All of the material below is to be repeated exactly.

____________

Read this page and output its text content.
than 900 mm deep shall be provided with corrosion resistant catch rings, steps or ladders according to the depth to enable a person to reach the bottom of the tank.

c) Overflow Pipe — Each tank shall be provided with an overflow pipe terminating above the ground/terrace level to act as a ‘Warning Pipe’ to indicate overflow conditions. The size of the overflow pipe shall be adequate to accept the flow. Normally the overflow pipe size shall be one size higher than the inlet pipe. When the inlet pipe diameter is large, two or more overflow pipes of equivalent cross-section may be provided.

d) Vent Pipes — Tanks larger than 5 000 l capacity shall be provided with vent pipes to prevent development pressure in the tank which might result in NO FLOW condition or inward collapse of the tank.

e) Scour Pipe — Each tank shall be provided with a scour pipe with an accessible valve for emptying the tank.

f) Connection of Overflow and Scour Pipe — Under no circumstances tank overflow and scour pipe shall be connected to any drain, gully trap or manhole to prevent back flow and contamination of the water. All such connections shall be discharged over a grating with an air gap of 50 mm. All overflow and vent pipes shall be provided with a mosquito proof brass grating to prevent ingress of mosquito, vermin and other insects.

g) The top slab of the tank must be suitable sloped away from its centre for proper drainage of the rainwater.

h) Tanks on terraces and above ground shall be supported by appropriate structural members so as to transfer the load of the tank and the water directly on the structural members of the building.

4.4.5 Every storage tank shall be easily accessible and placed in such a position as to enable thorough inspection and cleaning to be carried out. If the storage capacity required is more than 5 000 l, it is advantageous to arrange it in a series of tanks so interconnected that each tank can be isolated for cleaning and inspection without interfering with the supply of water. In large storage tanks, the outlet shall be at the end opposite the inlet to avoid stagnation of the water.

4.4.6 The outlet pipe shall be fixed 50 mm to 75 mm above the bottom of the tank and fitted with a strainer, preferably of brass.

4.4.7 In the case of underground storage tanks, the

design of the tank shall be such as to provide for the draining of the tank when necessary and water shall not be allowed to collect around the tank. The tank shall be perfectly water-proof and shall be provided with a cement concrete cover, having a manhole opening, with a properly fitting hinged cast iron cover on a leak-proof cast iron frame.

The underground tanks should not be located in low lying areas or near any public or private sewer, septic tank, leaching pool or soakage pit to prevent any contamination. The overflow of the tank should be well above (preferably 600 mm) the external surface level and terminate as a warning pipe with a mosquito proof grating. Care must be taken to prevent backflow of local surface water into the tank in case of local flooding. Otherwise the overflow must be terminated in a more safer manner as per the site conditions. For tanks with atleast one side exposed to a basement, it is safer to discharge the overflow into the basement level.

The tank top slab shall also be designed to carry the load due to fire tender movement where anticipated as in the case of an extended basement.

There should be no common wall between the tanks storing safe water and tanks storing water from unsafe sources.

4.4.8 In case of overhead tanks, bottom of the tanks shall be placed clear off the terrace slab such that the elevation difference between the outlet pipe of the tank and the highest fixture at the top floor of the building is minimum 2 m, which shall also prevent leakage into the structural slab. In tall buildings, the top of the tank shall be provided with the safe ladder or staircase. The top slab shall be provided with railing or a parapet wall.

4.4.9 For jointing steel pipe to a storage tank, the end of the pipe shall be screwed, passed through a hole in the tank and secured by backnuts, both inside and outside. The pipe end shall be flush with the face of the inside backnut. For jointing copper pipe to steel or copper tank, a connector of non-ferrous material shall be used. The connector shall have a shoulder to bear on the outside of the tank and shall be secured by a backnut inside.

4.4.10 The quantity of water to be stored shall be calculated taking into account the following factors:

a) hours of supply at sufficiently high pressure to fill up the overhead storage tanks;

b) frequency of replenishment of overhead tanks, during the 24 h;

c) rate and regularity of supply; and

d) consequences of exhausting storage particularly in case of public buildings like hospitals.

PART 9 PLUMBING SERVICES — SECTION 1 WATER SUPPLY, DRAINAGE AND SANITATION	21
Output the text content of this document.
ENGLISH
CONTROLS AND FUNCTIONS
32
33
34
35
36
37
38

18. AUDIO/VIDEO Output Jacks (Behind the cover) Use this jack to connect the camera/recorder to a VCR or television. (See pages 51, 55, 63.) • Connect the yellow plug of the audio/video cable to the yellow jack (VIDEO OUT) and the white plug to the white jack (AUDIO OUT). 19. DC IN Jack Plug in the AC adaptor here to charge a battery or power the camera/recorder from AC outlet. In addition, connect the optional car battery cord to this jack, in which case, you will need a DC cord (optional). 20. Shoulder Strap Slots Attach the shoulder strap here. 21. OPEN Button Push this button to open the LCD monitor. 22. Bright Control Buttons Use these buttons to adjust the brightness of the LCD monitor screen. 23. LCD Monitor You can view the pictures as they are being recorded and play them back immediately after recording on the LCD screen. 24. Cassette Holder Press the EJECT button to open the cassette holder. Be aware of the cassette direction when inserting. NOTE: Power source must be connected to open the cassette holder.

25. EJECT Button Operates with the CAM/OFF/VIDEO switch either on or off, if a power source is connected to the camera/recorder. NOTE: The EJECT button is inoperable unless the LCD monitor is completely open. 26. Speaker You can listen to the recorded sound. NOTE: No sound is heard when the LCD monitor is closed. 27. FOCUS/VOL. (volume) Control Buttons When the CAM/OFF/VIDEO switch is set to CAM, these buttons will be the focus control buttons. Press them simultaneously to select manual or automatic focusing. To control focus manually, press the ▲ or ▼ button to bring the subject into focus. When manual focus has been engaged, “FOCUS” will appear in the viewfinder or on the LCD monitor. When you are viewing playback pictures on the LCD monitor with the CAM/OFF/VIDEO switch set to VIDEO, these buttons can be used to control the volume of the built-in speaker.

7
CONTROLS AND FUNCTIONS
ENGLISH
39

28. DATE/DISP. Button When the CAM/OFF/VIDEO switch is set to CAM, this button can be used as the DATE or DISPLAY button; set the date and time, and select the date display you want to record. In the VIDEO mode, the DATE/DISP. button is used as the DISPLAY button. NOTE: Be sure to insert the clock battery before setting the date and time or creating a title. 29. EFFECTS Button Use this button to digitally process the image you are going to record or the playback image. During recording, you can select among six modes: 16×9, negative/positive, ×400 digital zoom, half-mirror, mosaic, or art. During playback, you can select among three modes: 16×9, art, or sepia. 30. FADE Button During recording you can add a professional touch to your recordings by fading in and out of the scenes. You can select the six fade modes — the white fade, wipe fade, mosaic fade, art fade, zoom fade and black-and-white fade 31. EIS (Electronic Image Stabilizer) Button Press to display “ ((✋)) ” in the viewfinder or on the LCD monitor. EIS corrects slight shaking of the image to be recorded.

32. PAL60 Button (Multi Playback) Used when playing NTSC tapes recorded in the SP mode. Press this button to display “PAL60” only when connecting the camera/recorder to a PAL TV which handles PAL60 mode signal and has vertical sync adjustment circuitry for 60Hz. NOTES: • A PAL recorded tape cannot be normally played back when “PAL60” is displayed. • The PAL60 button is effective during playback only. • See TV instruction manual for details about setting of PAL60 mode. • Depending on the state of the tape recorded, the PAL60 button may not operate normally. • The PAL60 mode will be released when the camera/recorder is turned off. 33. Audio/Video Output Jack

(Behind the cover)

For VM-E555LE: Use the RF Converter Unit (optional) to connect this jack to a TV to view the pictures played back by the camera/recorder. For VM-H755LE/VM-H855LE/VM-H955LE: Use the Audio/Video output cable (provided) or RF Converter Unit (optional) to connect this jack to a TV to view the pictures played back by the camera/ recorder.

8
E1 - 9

____________

— The result —
Read this page and output its text content.
than 900 mm deep shall be provided with corrosion resistant catch rings, steps or ladders according to the depth to enable a person to reach the bottom of the tank.

c) Overflow Pipe — Each tank shall be provided with an overflow pipe terminating above the ground/terrace level to act as a ‘Warning Pipe’ to indicate overflow conditions. The size of the overflow pipe shall be adequate to accept the flow. Normally the overflow pipe size shall be one size higher than the inlet pipe. When the inlet pipe diameter is large, two or more overflow pipes of equivalent cross-section may be provided.

d) Vent Pipes — Tanks larger than 5 000 l capacity shall be provided with vent pipes to prevent development pressure in the tank which might result in NO FLOW condition or inward collapse of the tank.

e) Scour Pipe — Each tank shall be provided with a scour pipe with an accessible valve for emptying the tank.

f) Connection of Overflow and Scour Pipe — Under no circumstances tank overflow and scour pipe shall be connected to any drain, gully trap or manhole to prevent back flow and contamination of the water. All such connections shall be discharged over a grating with an air gap of 50 mm. All overflow and vent pipes shall be provided with a mosquito proof brass grating to prevent ingress of mosquito, vermin and other insects.

g) The top slab of the tank must be suitable sloped away from its centre for proper drainage of the rainwater.

h) Tanks on terraces and above ground shall be supported by appropriate structural members so as to transfer the load of the tank and the water directly on the structural members of the building.

4.4.5 Every storage tank shall be easily accessible and placed in such a position as to enable thorough inspection and cleaning to be carried out. If the storage capacity required is more than 5 000 l, it is advantageous to arrange it in a series of tanks so interconnected that each tank can be isolated for cleaning and inspection without interfering with the supply of water. In large storage tanks, the outlet shall be at the end opposite the inlet to avoid stagnation of the water.

4.4.6 The outlet pipe shall be fixed 50 mm to 75 mm above the bottom of the tank and fitted with a strainer, preferably of brass.

4.4.7 In the case of underground storage tanks, the

design of the tank shall be such as to provide for the draining of the tank when necessary and water shall not be allowed to collect around the tank. The tank shall be perfectly water-proof and shall be provided with a cement concrete cover, having a manhole opening, with a properly fitting hinged cast iron cover on a leak-proof cast iron frame.

The underground tanks should not be located in low lying areas or near any public or private sewer, septic tank, leaching pool or soakage pit to prevent any contamination. The overflow of the tank should be well above (preferably 600 mm) the external surface level and terminate as a warning pipe with a mosquito proof grating. Care must be taken to prevent backflow of local surface water into the tank in case of local flooding. Otherwise the overflow must be terminated in a more safer manner as per the site conditions. For tanks with atleast one side exposed to a basement, it is safer to discharge the overflow into the basement level.

The tank top slab shall also be designed to carry the load due to fire tender movement where anticipated as in the case of an extended basement.

There should be no common wall between the tanks storing safe water and tanks storing water from unsafe sources.

4.4.8 In case of overhead tanks, bottom of the tanks shall be placed clear off the terrace slab such that the elevation difference between the outlet pipe of the tank and the highest fixture at the top floor of the building is minimum 2 m, which shall also prevent leakage into the structural slab. In tall buildings, the top of the tank shall be provided with the safe ladder or staircase. The top slab shall be provided with railing or a parapet wall.

4.4.9 For jointing steel pipe to a storage tank, the end of the pipe shall be screwed, passed through a hole in the tank and secured by backnuts, both inside and outside. The pipe end shall be flush with the face of the inside backnut. For jointing copper pipe to steel or copper tank, a connector of non-ferrous material shall be used. The connector shall have a shoulder to bear on the outside of the tank and shall be secured by a backnut inside.

4.4.10 The quantity of water to be stored shall be calculated taking into account the following factors:

a) hours of supply at sufficiently high pressure to fill up the overhead storage tanks;

b) frequency of replenishment of overhead tanks, during the 24 h;

c) rate and regularity of supply; and

d) consequences of exhausting storage particularly in case of public buildings like hospitals.

PART 9 PLUMBING SERVICES — SECTION 1 WATER SUPPLY, DRAINAGE AND SANITATION	21
Output the text content of this document.
ENGLISH
CONTROLS AND FUNCTIONS
32
33
34
35
36
37
38

18. AUDIO/VIDEO Output Jacks (Behind the cover) Use this jack to connect the camera/recorder to a VCR or television. (See pages 51, 55, 63.) • Connect the yellow plug of the audio/video cable to the yellow jack (VIDEO OUT) and the white plug to the white jack (AUDIO OUT). 19. DC IN Jack Plug in the AC adaptor here to charge a battery or power the camera/recorder from AC outlet. In addition, connect the optional car battery cord to this jack, in which case, you will need a DC cord (optional). 20. Shoulder Strap Slots Attach the shoulder strap here. 21. OPEN Button Push this button to open the LCD monitor. 22. Bright Control Buttons Use these buttons to adjust the brightness of the LCD monitor screen. 23. LCD Monitor You can view the pictures as they are being recorded and play them back immediately after recording on the LCD screen. 24. Cassette Holder Press the EJECT button to open the cassette holder. Be aware of the cassette direction when inserting. NOTE: Power source must be connected to open the cassette holder.

25. EJECT Button Operates with the CAM/OFF/VIDEO switch either on or off, if a power source is connected to the camera/recorder. NOTE: The EJECT button is inoperable unless the LCD monitor is completely open. 26. Speaker You can listen to the recorded sound. NOTE: No sound is heard when the LCD monitor is closed. 27. FOCUS/VOL. (volume) Control Buttons When the CAM/OFF/VIDEO switch is set to CAM, these buttons will be the focus control buttons. Press them simultaneously to select manual or automatic focusing. To control focus manually, press the ▲ or ▼ button to bring the subject into focus. When manual focus has been engaged, “FOCUS” will appear in the viewfinder or on the LCD monitor. When you are viewing playback pictures on the LCD monitor with the CAM/OFF/VIDEO switch set to VIDEO, these buttons can be used to control the volume of the built-in speaker.

7
CONTROLS AND FUNCTIONS
ENGLISH
39

28. DATE/DISP. Button When the CAM/OFF/VIDEO switch is set to CAM, this button can be used as the DATE or DISPLAY button; set the date and time, and select the date display you want to record. In the VIDEO mode, the DATE/DISP. button is used as the DISPLAY button. NOTE: Be sure to insert the clock battery before setting the date and time or creating a title. 29. EFFECTS Button Use this button to digitally process the image you are going to record or the playback image. During recording, you can select among six modes: 16×9, negative/positive, ×400 digital zoom, half-mirror, mosaic, or art. During playback, you can select among three modes: 16×9, art, or sepia. 30. FADE Button During recording you can add a professional touch to your recordings by fading in and out of the scenes. You can select the six fade modes — the white fade, wipe fade, mosaic fade, art fade, zoom fade and black-and-white fade 31. EIS (Electronic Image Stabilizer) Button Press to display “ ((✋)) ” in the viewfinder or on the LCD monitor. EIS corrects slight shaking of the image to be recorded.

32. PAL60 Button (Multi Playback) Used when playing NTSC tapes recorded in the SP mode. Press this button to display “PAL60” only when connecting the camera/recorder to a PAL TV which handles PAL60 mode signal and has vertical sync adjustment circuitry for 60Hz. NOTES: • A PAL recorded tape cannot be normally played back when “PAL60” is displayed. • The PAL60 button is effective during playback only. • See TV instruction manual for details about setting of PAL60 mode. • Depending on the state of the tape recorded, the PAL60 button may not operate normally. • The PAL60 mode will be released when the camera/recorder is turned off. 33. Audio/Video Output Jack

(Behind the cover)

For VM-E555LE: Use the RF Converter Unit (optional) to connect this jack to a TV to view the pictures played back by the camera/recorder. For VM-H755LE/VM-H855LE/VM-H955LE: Use the Audio/Video output cable (provided) or RF Converter Unit (optional) to connect this jack to a TV to view the pictures played back by the camera/ recorder.

8
E1 - 9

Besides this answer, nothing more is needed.